■ **Source data**:

※ ※ ※

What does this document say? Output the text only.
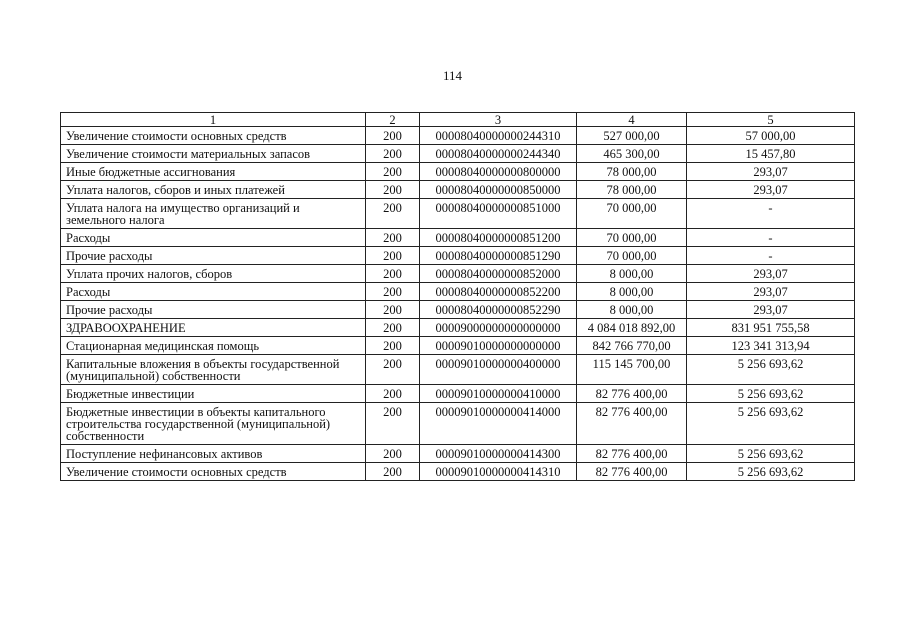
114
1	2	3	4	5
Увеличение стоимости основных средств	200	00008040000000244310	527 000,00	57 000,00
Увеличение стоимости материальных запасов	200	00008040000000244340	465 300,00	15 457,80
Иные бюджетные ассигнования	200	00008040000000800000	78 000,00	293,07
Уплата налогов, сборов и иных платежей	200	00008040000000850000	78 000,00	293,07
Уплата налога на имущество организаций и земельного налога	200	00008040000000851000	70 000,00	-
Расходы	200	00008040000000851200	70 000,00	-
Прочие расходы	200	00008040000000851290	70 000,00	-
Уплата прочих налогов, сборов	200	00008040000000852000	8 000,00	293,07
Расходы	200	00008040000000852200	8 000,00	293,07
Прочие расходы	200	00008040000000852290	8 000,00	293,07
ЗДРАВООХРАНЕНИЕ	200	00009000000000000000	4 084 018 892,00	831 951 755,58
Стационарная медицинская помощь	200	00009010000000000000	842 766 770,00	123 341 313,94
Капитальные вложения в объекты государственной (муниципальной) собственности	200	00009010000000400000	115 145 700,00	5 256 693,62
Бюджетные инвестиции	200	00009010000000410000	82 776 400,00	5 256 693,62
Бюджетные инвестиции в объекты капитального строительства государственной (муниципальной) собственности	200	00009010000000414000	82 776 400,00	5 256 693,62
Поступление нефинансовых активов	200	00009010000000414300	82 776 400,00	5 256 693,62
Увеличение стоимости основных средств	200	00009010000000414310	82 776 400,00	5 256 693,62
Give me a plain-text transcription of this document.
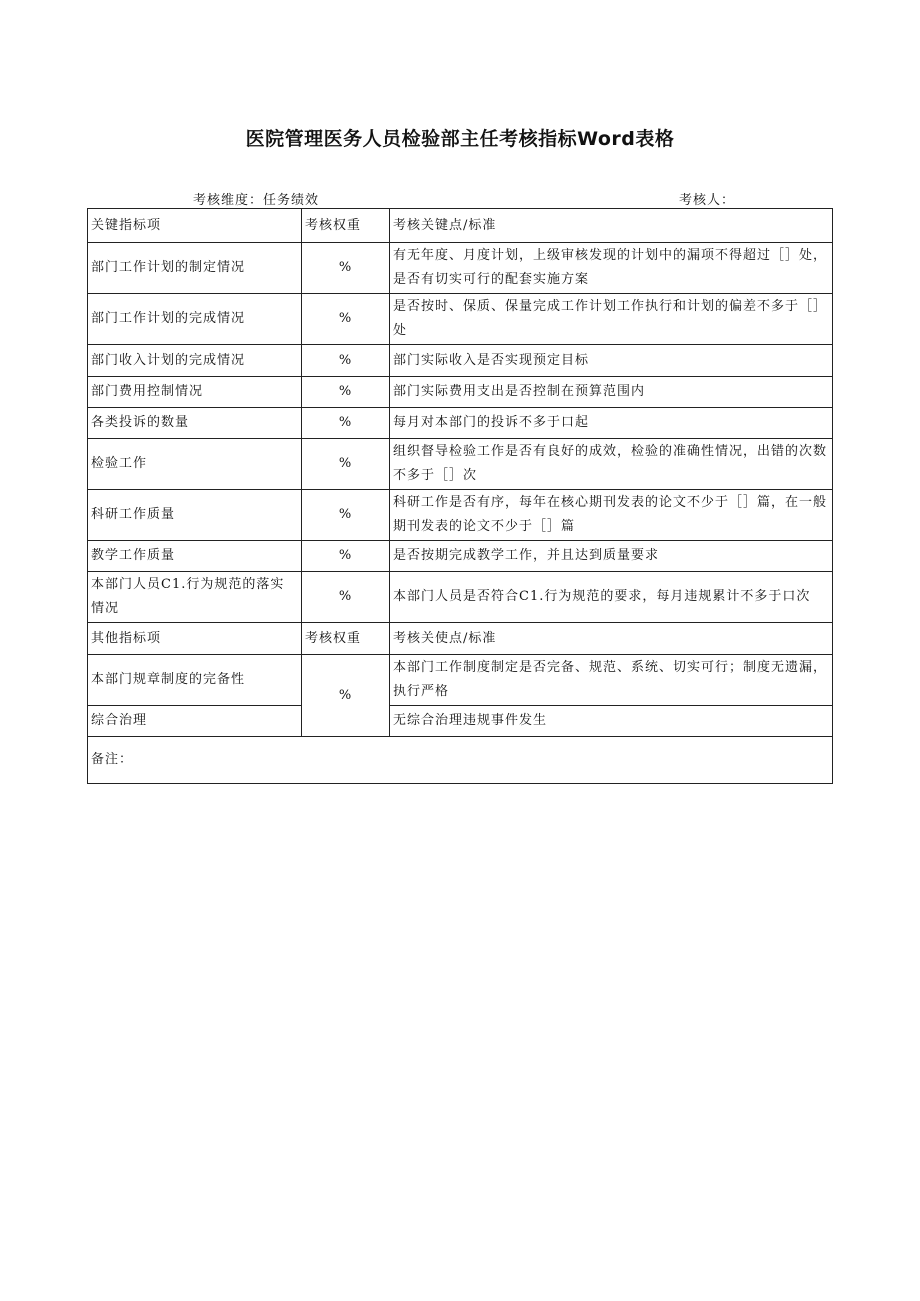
医院管理医务人员检验部主任考核指标Word表格
考核维度：任务绩效	考核人：
关键指标项	考核权重	考核关键点/标准
部门工作计划的制定情况	%	有无年度、月度计划，上级审核发现的计划中的漏项不得超过［］处，是否有切实可行的配套实施方案
部门工作计划的完成情况	%	是否按时、保质、保量完成工作计划工作执行和计划的偏差不多于［］处
部门收入计划的完成情况	%	部门实际收入是否实现预定目标
部门费用控制情况	%	部门实际费用支出是否控制在预算范围内
各类投诉的数量	%	每月对本部门的投诉不多于口起
检验工作	%	组织督导检验工作是否有良好的成效，检验的准确性情况，出错的次数不多于［］次
科研工作质量	%	科研工作是否有序，每年在核心期刊发表的论文不少于［］篇，在一般期刊发表的论文不少于［］篇
教学工作质量	%	是否按期完成教学工作，并且达到质量要求
本部门人员C1.行为规范的落实情况	%	本部门人员是否符合C1.行为规范的要求，每月违规累计不多于口次
其他指标项	考核权重	考核关使点/标准
本部门规章制度的完备性	%	本部门工作制度制定是否完备、规范、系统、切实可行；制度无遗漏，执行严格
综合治理		无综合治理违规事件发生
备注：		
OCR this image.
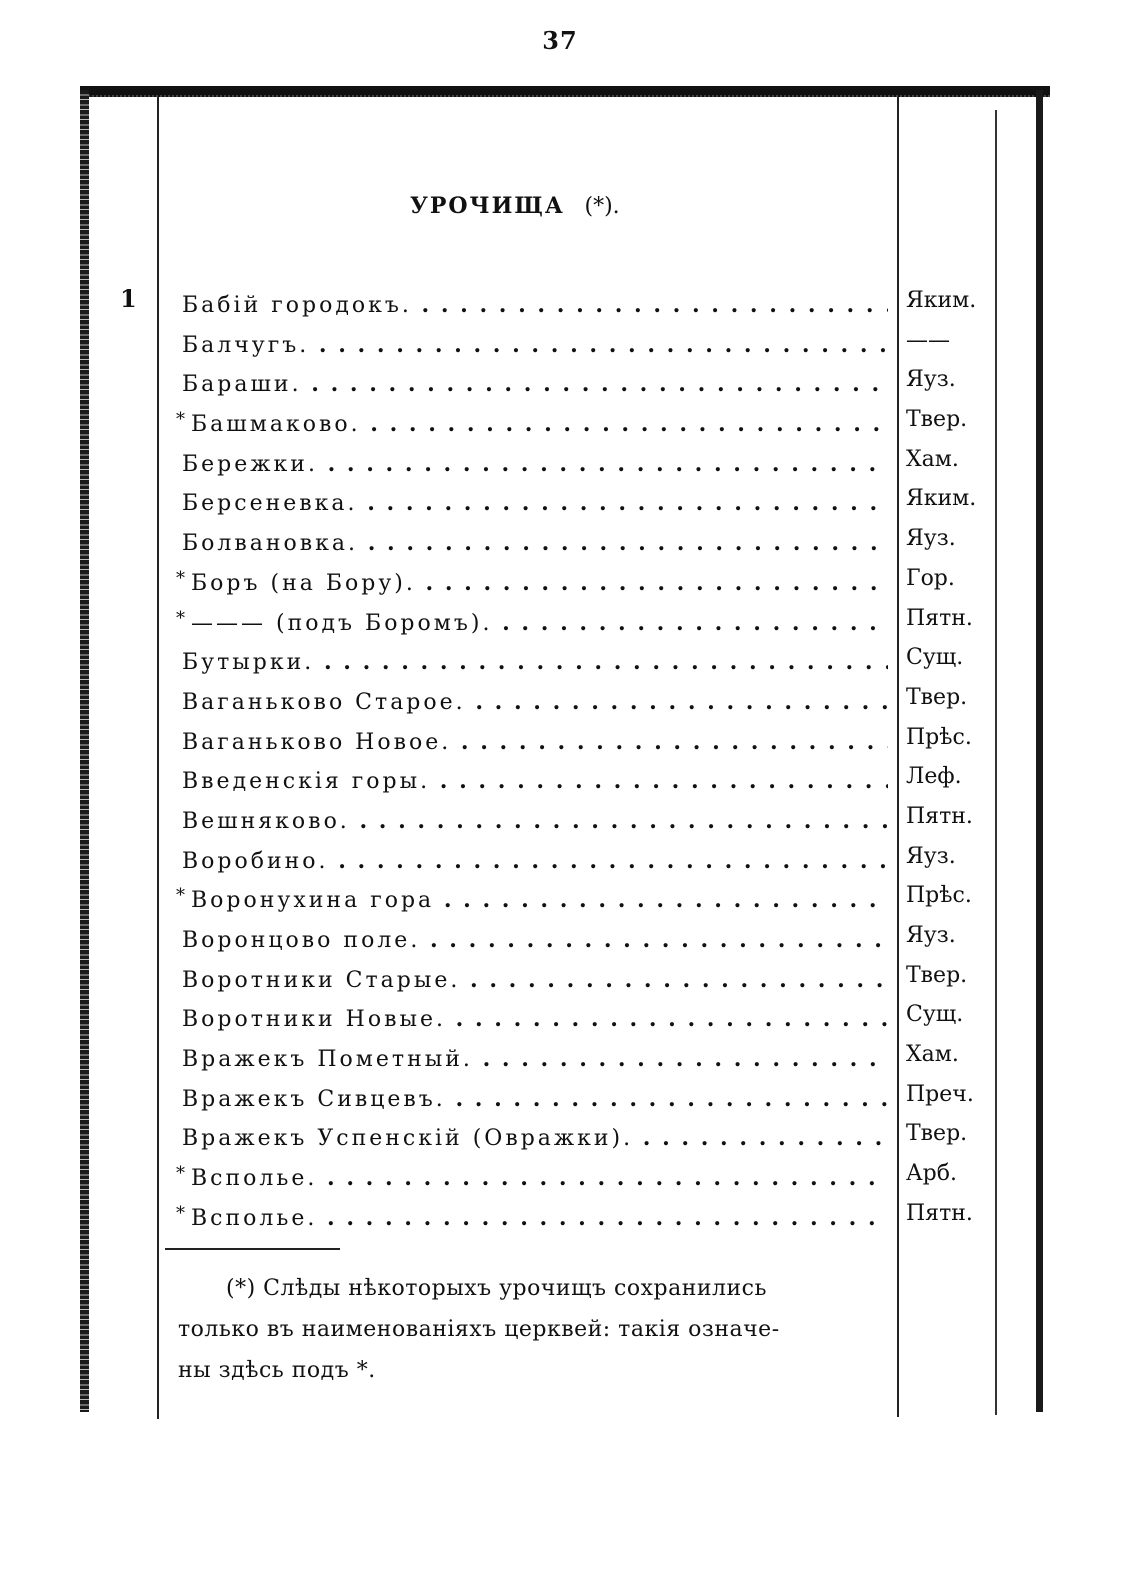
37
УРОЧИЩА (*).
1 Бабій городокъ. . . .	Яким.
Балчугъ. . . .	——
Бараши. . . .	Яуз.
* Башмаково. . . .	Твер.
Бережки. . . .	Хам.
Берсеневка. . . .	Яким.
Болвановка. . . .	Яуз.
* Боръ (на Бору). . . .	Гор.
* ——— (подъ Боромъ). . . .	Пятн.
Бутырки. . . .	Сущ.
Ваганьково Старое. . . .	Твер.
Ваганьково Новое. . . .	Прѣс.
Введенскія горы. . . .	Леф.
Вешняково. . . .	Пятн.
Воробино. . . .	Яуз.
* Воронухина гора . . .	Прѣс.
Воронцово поле. . . .	Яуз.
Воротники Старые. . . .	Твер.
Воротники Новые. . . .	Сущ.
Вражекъ Пометный. . . .	Хам.
Вражекъ Сивцевъ. . . .	Преч.
Вражекъ Успенскій (Овражки). . . .	Твер.
* Вспольe. . . .	Арб.
* Вспольe. . . .	Пятн.
(*) Слѣды нѣкоторыхъ урочищъ сохранились
только въ наименованіяхъ церквей: такія означе-
ны здѣсь подъ *.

※ ※ ※

■ **Task details**: Which lines of the material contain the string "Прѣс"? List each of them.

■ **Task answer**:
Ваганьково Новое. . . .	Прѣс.
* Воронухина гора . . .	Прѣс.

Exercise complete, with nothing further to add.